> Exercise prompt
Repeat the listing in full, preserving every character.
<<<<
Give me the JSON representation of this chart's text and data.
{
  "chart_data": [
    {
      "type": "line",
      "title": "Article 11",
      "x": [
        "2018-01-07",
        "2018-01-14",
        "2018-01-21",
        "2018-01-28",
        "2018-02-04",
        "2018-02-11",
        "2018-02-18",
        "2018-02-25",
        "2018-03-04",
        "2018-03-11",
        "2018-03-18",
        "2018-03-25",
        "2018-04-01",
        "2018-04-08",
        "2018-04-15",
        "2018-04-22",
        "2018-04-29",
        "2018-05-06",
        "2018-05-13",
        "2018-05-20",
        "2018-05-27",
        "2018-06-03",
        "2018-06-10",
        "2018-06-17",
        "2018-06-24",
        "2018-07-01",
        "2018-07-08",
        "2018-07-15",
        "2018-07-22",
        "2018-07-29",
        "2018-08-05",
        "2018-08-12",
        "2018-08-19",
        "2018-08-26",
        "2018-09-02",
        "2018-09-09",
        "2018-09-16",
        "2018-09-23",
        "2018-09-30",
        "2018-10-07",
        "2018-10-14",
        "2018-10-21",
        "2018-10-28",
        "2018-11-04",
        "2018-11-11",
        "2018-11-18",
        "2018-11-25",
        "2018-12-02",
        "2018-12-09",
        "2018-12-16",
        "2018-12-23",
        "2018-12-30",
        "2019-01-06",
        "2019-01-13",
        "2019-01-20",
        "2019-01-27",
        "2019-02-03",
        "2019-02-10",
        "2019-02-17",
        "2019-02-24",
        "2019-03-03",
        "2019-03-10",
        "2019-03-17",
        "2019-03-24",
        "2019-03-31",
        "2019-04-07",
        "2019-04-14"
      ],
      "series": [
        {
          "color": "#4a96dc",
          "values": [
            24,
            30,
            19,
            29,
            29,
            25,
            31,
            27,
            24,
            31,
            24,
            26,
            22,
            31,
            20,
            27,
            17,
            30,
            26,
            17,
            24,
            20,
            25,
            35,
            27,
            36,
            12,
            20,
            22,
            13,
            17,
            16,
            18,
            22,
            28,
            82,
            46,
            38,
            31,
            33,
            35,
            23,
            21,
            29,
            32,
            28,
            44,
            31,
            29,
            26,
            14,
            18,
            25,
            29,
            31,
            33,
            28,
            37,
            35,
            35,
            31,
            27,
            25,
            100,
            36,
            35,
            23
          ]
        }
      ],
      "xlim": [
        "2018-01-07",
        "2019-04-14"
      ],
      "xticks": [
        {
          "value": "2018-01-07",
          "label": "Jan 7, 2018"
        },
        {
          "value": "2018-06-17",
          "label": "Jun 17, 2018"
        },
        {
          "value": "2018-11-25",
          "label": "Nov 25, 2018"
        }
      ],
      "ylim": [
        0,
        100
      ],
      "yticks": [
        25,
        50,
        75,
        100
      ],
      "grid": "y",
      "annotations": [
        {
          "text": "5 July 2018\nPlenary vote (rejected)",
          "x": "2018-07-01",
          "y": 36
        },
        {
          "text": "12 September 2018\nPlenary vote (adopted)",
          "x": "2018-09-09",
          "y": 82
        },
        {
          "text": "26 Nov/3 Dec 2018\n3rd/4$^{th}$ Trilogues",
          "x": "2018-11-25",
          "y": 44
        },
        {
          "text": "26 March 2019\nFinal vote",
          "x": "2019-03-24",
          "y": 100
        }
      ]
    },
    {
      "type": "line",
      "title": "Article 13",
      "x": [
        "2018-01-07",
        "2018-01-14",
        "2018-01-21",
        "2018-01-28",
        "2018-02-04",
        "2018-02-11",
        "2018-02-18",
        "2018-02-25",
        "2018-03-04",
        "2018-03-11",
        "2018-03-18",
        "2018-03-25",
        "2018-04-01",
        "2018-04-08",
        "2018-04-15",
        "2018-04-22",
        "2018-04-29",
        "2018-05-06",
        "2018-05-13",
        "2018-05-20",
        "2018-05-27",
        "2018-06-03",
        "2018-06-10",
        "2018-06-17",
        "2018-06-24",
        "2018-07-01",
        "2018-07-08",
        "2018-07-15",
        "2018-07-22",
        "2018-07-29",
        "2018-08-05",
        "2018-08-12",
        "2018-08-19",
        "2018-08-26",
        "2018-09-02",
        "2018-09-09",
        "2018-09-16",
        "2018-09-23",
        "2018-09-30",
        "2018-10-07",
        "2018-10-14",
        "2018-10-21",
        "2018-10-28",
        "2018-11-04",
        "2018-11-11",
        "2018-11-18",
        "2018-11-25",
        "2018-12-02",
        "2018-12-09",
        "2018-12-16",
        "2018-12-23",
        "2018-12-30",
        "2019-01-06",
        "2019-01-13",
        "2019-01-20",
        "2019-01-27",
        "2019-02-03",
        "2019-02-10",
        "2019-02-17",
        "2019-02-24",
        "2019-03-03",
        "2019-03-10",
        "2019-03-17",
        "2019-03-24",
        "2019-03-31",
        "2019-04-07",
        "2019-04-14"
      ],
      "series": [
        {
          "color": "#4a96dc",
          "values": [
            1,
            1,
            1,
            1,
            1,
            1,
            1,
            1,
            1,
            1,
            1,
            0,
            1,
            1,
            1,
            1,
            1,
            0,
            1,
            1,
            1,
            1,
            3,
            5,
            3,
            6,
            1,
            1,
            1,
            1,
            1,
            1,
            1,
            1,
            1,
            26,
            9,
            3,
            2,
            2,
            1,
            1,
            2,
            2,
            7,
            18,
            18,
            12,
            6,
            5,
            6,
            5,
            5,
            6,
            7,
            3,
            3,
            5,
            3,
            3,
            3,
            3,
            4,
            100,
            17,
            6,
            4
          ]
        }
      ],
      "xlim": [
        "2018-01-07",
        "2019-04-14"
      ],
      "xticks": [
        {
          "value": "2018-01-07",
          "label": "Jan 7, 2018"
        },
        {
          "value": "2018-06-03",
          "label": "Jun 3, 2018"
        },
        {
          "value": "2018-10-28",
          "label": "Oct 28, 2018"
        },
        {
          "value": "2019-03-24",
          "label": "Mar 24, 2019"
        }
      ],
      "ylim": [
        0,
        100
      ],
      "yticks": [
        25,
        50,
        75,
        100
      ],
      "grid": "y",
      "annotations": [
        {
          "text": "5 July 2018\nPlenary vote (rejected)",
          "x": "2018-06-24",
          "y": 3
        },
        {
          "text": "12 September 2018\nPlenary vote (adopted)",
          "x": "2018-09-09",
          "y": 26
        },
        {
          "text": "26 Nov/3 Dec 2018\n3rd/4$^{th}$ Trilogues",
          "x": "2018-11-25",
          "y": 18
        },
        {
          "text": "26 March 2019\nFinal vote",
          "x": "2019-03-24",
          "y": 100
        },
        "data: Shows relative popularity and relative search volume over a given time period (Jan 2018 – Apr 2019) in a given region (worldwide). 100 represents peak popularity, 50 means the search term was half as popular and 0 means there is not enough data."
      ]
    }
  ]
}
>>>>
> Output of the task
Give me the JSON representation of this chart's text and data.
{
  "chart_data": [
    {
      "type": "line",
      "title": "Article 11",
      "x": [
        "2018-01-07",
        "2018-01-14",
        "2018-01-21",
        "2018-01-28",
        "2018-02-04",
        "2018-02-11",
        "2018-02-18",
        "2018-02-25",
        "2018-03-04",
        "2018-03-11",
        "2018-03-18",
        "2018-03-25",
        "2018-04-01",
        "2018-04-08",
        "2018-04-15",
        "2018-04-22",
        "2018-04-29",
        "2018-05-06",
        "2018-05-13",
        "2018-05-20",
        "2018-05-27",
        "2018-06-03",
        "2018-06-10",
        "2018-06-17",
        "2018-06-24",
        "2018-07-01",
        "2018-07-08",
        "2018-07-15",
        "2018-07-22",
        "2018-07-29",
        "2018-08-05",
        "2018-08-12",
        "2018-08-19",
        "2018-08-26",
        "2018-09-02",
        "2018-09-09",
        "2018-09-16",
        "2018-09-23",
        "2018-09-30",
        "2018-10-07",
        "2018-10-14",
        "2018-10-21",
        "2018-10-28",
        "2018-11-04",
        "2018-11-11",
        "2018-11-18",
        "2018-11-25",
        "2018-12-02",
        "2018-12-09",
        "2018-12-16",
        "2018-12-23",
        "2018-12-30",
        "2019-01-06",
        "2019-01-13",
        "2019-01-20",
        "2019-01-27",
        "2019-02-03",
        "2019-02-10",
        "2019-02-17",
        "2019-02-24",
        "2019-03-03",
        "2019-03-10",
        "2019-03-17",
        "2019-03-24",
        "2019-03-31",
        "2019-04-07",
        "2019-04-14"
      ],
      "series": [
        {
          "color": "#4a96dc",
          "values": [
            24,
            30,
            19,
            29,
            29,
            25,
            31,
            27,
            24,
            31,
            24,
            26,
            22,
            31,
            20,
            27,
            17,
            30,
            26,
            17,
            24,
            20,
            25,
            35,
            27,
            36,
            12,
            20,
            22,
            13,
            17,
            16,
            18,
            22,
            28,
            82,
            46,
            38,
            31,
            33,
            35,
            23,
            21,
            29,
            32,
            28,
            44,
            31,
            29,
            26,
            14,
            18,
            25,
            29,
            31,
            33,
            28,
            37,
            35,
            35,
            31,
            27,
            25,
            100,
            36,
            35,
            23
          ]
        }
      ],
      "xlim": [
        "2018-01-07",
        "2019-04-14"
      ],
      "xticks": [
        {
          "value": "2018-01-07",
          "label": "Jan 7, 2018"
        },
        {
          "value": "2018-06-17",
          "label": "Jun 17, 2018"
        },
        {
          "value": "2018-11-25",
          "label": "Nov 25, 2018"
        }
      ],
      "ylim": [
        0,
        100
      ],
      "yticks": [
        25,
        50,
        75,
        100
      ],
      "grid": "y",
      "annotations": [
        {
          "text": "5 July 2018\nPlenary vote (rejected)",
          "x": "2018-07-01",
          "y": 36
        },
        {
          "text": "12 September 2018\nPlenary vote (adopted)",
          "x": "2018-09-09",
          "y": 82
        },
        {
          "text": "26 Nov/3 Dec 2018\n3rd/4$^{th}$ Trilogues",
          "x": "2018-11-25",
          "y": 44
        },
        {
          "text": "26 March 2019\nFinal vote",
          "x": "2019-03-24",
          "y": 100
        }
      ]
    },
    {
      "type": "line",
      "title": "Article 13",
      "x": [
        "2018-01-07",
        "2018-01-14",
        "2018-01-21",
        "2018-01-28",
        "2018-02-04",
        "2018-02-11",
        "2018-02-18",
        "2018-02-25",
        "2018-03-04",
        "2018-03-11",
        "2018-03-18",
        "2018-03-25",
        "2018-04-01",
        "2018-04-08",
        "2018-04-15",
        "2018-04-22",
        "2018-04-29",
        "2018-05-06",
        "2018-05-13",
        "2018-05-20",
        "2018-05-27",
        "2018-06-03",
        "2018-06-10",
        "2018-06-17",
        "2018-06-24",
        "2018-07-01",
        "2018-07-08",
        "2018-07-15",
        "2018-07-22",
        "2018-07-29",
        "2018-08-05",
        "2018-08-12",
        "2018-08-19",
        "2018-08-26",
        "2018-09-02",
        "2018-09-09",
        "2018-09-16",
        "2018-09-23",
        "2018-09-30",
        "2018-10-07",
        "2018-10-14",
        "2018-10-21",
        "2018-10-28",
        "2018-11-04",
        "2018-11-11",
        "2018-11-18",
        "2018-11-25",
        "2018-12-02",
        "2018-12-09",
        "2018-12-16",
        "2018-12-23",
        "2018-12-30",
        "2019-01-06",
        "2019-01-13",
        "2019-01-20",
        "2019-01-27",
        "2019-02-03",
        "2019-02-10",
        "2019-02-17",
        "2019-02-24",
        "2019-03-03",
        "2019-03-10",
        "2019-03-17",
        "2019-03-24",
        "2019-03-31",
        "2019-04-07",
        "2019-04-14"
      ],
      "series": [
        {
          "color": "#4a96dc",
          "values": [
            1,
            1,
            1,
            1,
            1,
            1,
            1,
            1,
            1,
            1,
            1,
            0,
            1,
            1,
            1,
            1,
            1,
            0,
            1,
            1,
            1,
            1,
            3,
            5,
            3,
            6,
            1,
            1,
            1,
            1,
            1,
            1,
            1,
            1,
            1,
            26,
            9,
            3,
            2,
            2,
            1,
            1,
            2,
            2,
            7,
            18,
            18,
            12,
            6,
            5,
            6,
            5,
            5,
            6,
            7,
            3,
            3,
            5,
            3,
            3,
            3,
            3,
            4,
            100,
            17,
            6,
            4
          ]
        }
      ],
      "xlim": [
        "2018-01-07",
        "2019-04-14"
      ],
      "xticks": [
        {
          "value": "2018-01-07",
          "label": "Jan 7, 2018"
        },
        {
          "value": "2018-06-03",
          "label": "Jun 3, 2018"
        },
        {
          "value": "2018-10-28",
          "label": "Oct 28, 2018"
        },
        {
          "value": "2019-03-24",
          "label": "Mar 24, 2019"
        }
      ],
      "ylim": [
        0,
        100
      ],
      "yticks": [
        25,
        50,
        75,
        100
      ],
      "grid": "y",
      "annotations": [
        {
          "text": "5 July 2018\nPlenary vote (rejected)",
          "x": "2018-06-24",
          "y": 3
        },
        {
          "text": "12 September 2018\nPlenary vote (adopted)",
          "x": "2018-09-09",
          "y": 26
        },
        {
          "text": "26 Nov/3 Dec 2018\n3rd/4$^{th}$ Trilogues",
          "x": "2018-11-25",
          "y": 18
        },
        {
          "text": "26 March 2019\nFinal vote",
          "x": "2019-03-24",
          "y": 100
        },
        "data: Shows relative popularity and relative search volume over a given time period (Jan 2018 – Apr 2019) in a given region (worldwide). 100 represents peak popularity, 50 means the search term was half as popular and 0 means there is not enough data."
      ]
    }
  ]
}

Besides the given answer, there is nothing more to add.